→ **Given instruction**: Quote, without change, all of the lines that follow.

→ **Listing**:

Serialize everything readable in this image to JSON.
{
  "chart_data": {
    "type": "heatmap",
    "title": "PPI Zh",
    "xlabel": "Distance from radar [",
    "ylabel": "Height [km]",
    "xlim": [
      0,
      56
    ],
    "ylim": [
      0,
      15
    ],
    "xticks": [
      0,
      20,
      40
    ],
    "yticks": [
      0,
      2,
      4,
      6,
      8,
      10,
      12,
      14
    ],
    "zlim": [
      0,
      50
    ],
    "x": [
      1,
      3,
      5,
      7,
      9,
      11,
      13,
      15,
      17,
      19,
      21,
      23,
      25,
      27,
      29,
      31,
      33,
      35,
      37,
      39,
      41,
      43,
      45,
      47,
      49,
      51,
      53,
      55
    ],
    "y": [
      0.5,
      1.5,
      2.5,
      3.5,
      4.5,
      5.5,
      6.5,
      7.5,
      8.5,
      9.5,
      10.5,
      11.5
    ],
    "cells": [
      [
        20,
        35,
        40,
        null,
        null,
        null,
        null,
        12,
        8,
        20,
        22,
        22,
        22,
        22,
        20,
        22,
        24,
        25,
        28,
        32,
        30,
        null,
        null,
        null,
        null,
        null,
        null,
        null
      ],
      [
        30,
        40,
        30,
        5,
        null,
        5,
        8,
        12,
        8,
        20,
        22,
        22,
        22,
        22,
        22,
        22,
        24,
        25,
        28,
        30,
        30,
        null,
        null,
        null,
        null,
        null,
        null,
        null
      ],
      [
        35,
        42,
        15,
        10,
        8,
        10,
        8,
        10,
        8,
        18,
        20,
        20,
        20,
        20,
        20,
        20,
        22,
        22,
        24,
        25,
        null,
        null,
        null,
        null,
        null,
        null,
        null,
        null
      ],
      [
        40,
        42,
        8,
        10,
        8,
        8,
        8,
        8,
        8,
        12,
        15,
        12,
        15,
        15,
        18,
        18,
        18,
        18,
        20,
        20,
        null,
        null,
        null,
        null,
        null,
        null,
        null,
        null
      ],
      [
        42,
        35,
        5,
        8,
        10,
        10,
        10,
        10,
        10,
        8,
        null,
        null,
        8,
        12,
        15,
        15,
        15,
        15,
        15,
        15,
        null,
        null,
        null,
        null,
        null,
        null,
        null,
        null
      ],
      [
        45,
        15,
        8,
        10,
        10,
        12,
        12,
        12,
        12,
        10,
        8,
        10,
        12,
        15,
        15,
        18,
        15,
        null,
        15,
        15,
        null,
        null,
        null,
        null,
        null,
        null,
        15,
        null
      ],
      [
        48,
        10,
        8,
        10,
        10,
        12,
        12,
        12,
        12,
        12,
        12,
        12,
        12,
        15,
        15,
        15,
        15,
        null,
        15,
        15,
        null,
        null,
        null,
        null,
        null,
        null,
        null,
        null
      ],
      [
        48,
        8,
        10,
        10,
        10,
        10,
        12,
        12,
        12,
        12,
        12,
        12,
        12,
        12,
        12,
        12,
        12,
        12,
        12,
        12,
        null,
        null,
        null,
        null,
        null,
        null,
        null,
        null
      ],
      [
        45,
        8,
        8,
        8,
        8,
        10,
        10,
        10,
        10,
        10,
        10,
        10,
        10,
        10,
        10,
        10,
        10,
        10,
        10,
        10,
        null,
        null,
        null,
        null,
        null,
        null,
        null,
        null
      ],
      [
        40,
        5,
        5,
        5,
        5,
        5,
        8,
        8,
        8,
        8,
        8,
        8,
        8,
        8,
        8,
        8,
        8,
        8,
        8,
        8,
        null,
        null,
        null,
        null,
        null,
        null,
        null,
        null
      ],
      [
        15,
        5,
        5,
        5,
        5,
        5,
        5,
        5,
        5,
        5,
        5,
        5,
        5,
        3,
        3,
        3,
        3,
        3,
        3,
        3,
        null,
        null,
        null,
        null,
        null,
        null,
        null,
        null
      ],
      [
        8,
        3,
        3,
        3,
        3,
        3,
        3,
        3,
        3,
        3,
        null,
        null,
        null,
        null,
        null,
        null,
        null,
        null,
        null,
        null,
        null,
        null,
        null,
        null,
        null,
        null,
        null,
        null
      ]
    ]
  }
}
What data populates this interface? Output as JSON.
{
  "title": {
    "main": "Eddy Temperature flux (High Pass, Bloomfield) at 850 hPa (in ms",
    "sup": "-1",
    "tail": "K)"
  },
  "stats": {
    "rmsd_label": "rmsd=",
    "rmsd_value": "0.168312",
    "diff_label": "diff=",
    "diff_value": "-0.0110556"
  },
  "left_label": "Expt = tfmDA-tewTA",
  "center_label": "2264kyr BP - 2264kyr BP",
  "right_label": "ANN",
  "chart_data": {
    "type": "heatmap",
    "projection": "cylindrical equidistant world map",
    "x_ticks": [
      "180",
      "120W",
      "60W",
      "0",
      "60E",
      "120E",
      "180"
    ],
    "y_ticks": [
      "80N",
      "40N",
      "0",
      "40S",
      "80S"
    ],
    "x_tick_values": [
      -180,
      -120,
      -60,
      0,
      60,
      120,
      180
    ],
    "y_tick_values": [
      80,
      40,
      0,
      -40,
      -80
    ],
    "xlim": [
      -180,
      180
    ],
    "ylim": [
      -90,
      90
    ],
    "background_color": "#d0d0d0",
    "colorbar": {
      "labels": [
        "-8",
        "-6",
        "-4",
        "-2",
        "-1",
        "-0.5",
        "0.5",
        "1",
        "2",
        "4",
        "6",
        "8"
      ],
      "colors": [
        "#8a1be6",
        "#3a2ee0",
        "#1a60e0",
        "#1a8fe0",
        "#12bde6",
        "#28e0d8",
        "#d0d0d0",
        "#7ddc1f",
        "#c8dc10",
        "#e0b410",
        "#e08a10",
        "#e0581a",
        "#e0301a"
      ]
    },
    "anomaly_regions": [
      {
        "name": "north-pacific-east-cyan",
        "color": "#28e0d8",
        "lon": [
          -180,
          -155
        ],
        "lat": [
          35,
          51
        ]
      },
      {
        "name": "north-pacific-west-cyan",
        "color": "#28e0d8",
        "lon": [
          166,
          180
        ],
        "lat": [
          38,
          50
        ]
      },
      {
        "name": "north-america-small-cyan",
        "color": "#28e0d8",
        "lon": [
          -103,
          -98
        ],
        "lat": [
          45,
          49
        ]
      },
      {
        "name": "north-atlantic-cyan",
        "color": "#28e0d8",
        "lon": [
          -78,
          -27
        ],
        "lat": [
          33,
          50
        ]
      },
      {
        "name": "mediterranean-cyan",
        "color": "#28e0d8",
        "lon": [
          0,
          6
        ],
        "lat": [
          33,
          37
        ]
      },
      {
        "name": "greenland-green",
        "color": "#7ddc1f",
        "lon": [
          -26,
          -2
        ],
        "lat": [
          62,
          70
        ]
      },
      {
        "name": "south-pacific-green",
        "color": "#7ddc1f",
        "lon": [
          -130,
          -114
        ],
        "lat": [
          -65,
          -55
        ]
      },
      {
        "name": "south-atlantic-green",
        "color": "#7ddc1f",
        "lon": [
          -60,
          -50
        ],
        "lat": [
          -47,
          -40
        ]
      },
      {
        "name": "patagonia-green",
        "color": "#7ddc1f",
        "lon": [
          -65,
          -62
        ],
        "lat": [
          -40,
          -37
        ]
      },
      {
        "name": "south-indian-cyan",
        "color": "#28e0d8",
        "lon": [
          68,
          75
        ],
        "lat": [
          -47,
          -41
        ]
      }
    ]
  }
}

→ **Solution below**:
Serialize everything readable in this image to JSON.
{
  "chart_data": {
    "type": "heatmap",
    "title": "PPI Zh",
    "xlabel": "Distance from radar [",
    "ylabel": "Height [km]",
    "xlim": [
      0,
      56
    ],
    "ylim": [
      0,
      15
    ],
    "xticks": [
      0,
      20,
      40
    ],
    "yticks": [
      0,
      2,
      4,
      6,
      8,
      10,
      12,
      14
    ],
    "zlim": [
      0,
      50
    ],
    "x": [
      1,
      3,
      5,
      7,
      9,
      11,
      13,
      15,
      17,
      19,
      21,
      23,
      25,
      27,
      29,
      31,
      33,
      35,
      37,
      39,
      41,
      43,
      45,
      47,
      49,
      51,
      53,
      55
    ],
    "y": [
      0.5,
      1.5,
      2.5,
      3.5,
      4.5,
      5.5,
      6.5,
      7.5,
      8.5,
      9.5,
      10.5,
      11.5
    ],
    "cells": [
      [
        20,
        35,
        40,
        null,
        null,
        null,
        null,
        12,
        8,
        20,
        22,
        22,
        22,
        22,
        20,
        22,
        24,
        25,
        28,
        32,
        30,
        null,
        null,
        null,
        null,
        null,
        null,
        null
      ],
      [
        30,
        40,
        30,
        5,
        null,
        5,
        8,
        12,
        8,
        20,
        22,
        22,
        22,
        22,
        22,
        22,
        24,
        25,
        28,
        30,
        30,
        null,
        null,
        null,
        null,
        null,
        null,
        null
      ],
      [
        35,
        42,
        15,
        10,
        8,
        10,
        8,
        10,
        8,
        18,
        20,
        20,
        20,
        20,
        20,
        20,
        22,
        22,
        24,
        25,
        null,
        null,
        null,
        null,
        null,
        null,
        null,
        null
      ],
      [
        40,
        42,
        8,
        10,
        8,
        8,
        8,
        8,
        8,
        12,
        15,
        12,
        15,
        15,
        18,
        18,
        18,
        18,
        20,
        20,
        null,
        null,
        null,
        null,
        null,
        null,
        null,
        null
      ],
      [
        42,
        35,
        5,
        8,
        10,
        10,
        10,
        10,
        10,
        8,
        null,
        null,
        8,
        12,
        15,
        15,
        15,
        15,
        15,
        15,
        null,
        null,
        null,
        null,
        null,
        null,
        null,
        null
      ],
      [
        45,
        15,
        8,
        10,
        10,
        12,
        12,
        12,
        12,
        10,
        8,
        10,
        12,
        15,
        15,
        18,
        15,
        null,
        15,
        15,
        null,
        null,
        null,
        null,
        null,
        null,
        15,
        null
      ],
      [
        48,
        10,
        8,
        10,
        10,
        12,
        12,
        12,
        12,
        12,
        12,
        12,
        12,
        15,
        15,
        15,
        15,
        null,
        15,
        15,
        null,
        null,
        null,
        null,
        null,
        null,
        null,
        null
      ],
      [
        48,
        8,
        10,
        10,
        10,
        10,
        12,
        12,
        12,
        12,
        12,
        12,
        12,
        12,
        12,
        12,
        12,
        12,
        12,
        12,
        null,
        null,
        null,
        null,
        null,
        null,
        null,
        null
      ],
      [
        45,
        8,
        8,
        8,
        8,
        10,
        10,
        10,
        10,
        10,
        10,
        10,
        10,
        10,
        10,
        10,
        10,
        10,
        10,
        10,
        null,
        null,
        null,
        null,
        null,
        null,
        null,
        null
      ],
      [
        40,
        5,
        5,
        5,
        5,
        5,
        8,
        8,
        8,
        8,
        8,
        8,
        8,
        8,
        8,
        8,
        8,
        8,
        8,
        8,
        null,
        null,
        null,
        null,
        null,
        null,
        null,
        null
      ],
      [
        15,
        5,
        5,
        5,
        5,
        5,
        5,
        5,
        5,
        5,
        5,
        5,
        5,
        3,
        3,
        3,
        3,
        3,
        3,
        3,
        null,
        null,
        null,
        null,
        null,
        null,
        null,
        null
      ],
      [
        8,
        3,
        3,
        3,
        3,
        3,
        3,
        3,
        3,
        3,
        null,
        null,
        null,
        null,
        null,
        null,
        null,
        null,
        null,
        null,
        null,
        null,
        null,
        null,
        null,
        null,
        null,
        null
      ]
    ]
  }
}
What data populates this interface? Output as JSON.
{
  "title": {
    "main": "Eddy Temperature flux (High Pass, Bloomfield) at 850 hPa (in ms",
    "sup": "-1",
    "tail": "K)"
  },
  "stats": {
    "rmsd_label": "rmsd=",
    "rmsd_value": "0.168312",
    "diff_label": "diff=",
    "diff_value": "-0.0110556"
  },
  "left_label": "Expt = tfmDA-tewTA",
  "center_label": "2264kyr BP - 2264kyr BP",
  "right_label": "ANN",
  "chart_data": {
    "type": "heatmap",
    "projection": "cylindrical equidistant world map",
    "x_ticks": [
      "180",
      "120W",
      "60W",
      "0",
      "60E",
      "120E",
      "180"
    ],
    "y_ticks": [
      "80N",
      "40N",
      "0",
      "40S",
      "80S"
    ],
    "x_tick_values": [
      -180,
      -120,
      -60,
      0,
      60,
      120,
      180
    ],
    "y_tick_values": [
      80,
      40,
      0,
      -40,
      -80
    ],
    "xlim": [
      -180,
      180
    ],
    "ylim": [
      -90,
      90
    ],
    "background_color": "#d0d0d0",
    "colorbar": {
      "labels": [
        "-8",
        "-6",
        "-4",
        "-2",
        "-1",
        "-0.5",
        "0.5",
        "1",
        "2",
        "4",
        "6",
        "8"
      ],
      "colors": [
        "#8a1be6",
        "#3a2ee0",
        "#1a60e0",
        "#1a8fe0",
        "#12bde6",
        "#28e0d8",
        "#d0d0d0",
        "#7ddc1f",
        "#c8dc10",
        "#e0b410",
        "#e08a10",
        "#e0581a",
        "#e0301a"
      ]
    },
    "anomaly_regions": [
      {
        "name": "north-pacific-east-cyan",
        "color": "#28e0d8",
        "lon": [
          -180,
          -155
        ],
        "lat": [
          35,
          51
        ]
      },
      {
        "name": "north-pacific-west-cyan",
        "color": "#28e0d8",
        "lon": [
          166,
          180
        ],
        "lat": [
          38,
          50
        ]
      },
      {
        "name": "north-america-small-cyan",
        "color": "#28e0d8",
        "lon": [
          -103,
          -98
        ],
        "lat": [
          45,
          49
        ]
      },
      {
        "name": "north-atlantic-cyan",
        "color": "#28e0d8",
        "lon": [
          -78,
          -27
        ],
        "lat": [
          33,
          50
        ]
      },
      {
        "name": "mediterranean-cyan",
        "color": "#28e0d8",
        "lon": [
          0,
          6
        ],
        "lat": [
          33,
          37
        ]
      },
      {
        "name": "greenland-green",
        "color": "#7ddc1f",
        "lon": [
          -26,
          -2
        ],
        "lat": [
          62,
          70
        ]
      },
      {
        "name": "south-pacific-green",
        "color": "#7ddc1f",
        "lon": [
          -130,
          -114
        ],
        "lat": [
          -65,
          -55
        ]
      },
      {
        "name": "south-atlantic-green",
        "color": "#7ddc1f",
        "lon": [
          -60,
          -50
        ],
        "lat": [
          -47,
          -40
        ]
      },
      {
        "name": "patagonia-green",
        "color": "#7ddc1f",
        "lon": [
          -65,
          -62
        ],
        "lat": [
          -40,
          -37
        ]
      },
      {
        "name": "south-indian-cyan",
        "color": "#28e0d8",
        "lon": [
          68,
          75
        ],
        "lat": [
          -47,
          -41
        ]
      }
    ]
  }
}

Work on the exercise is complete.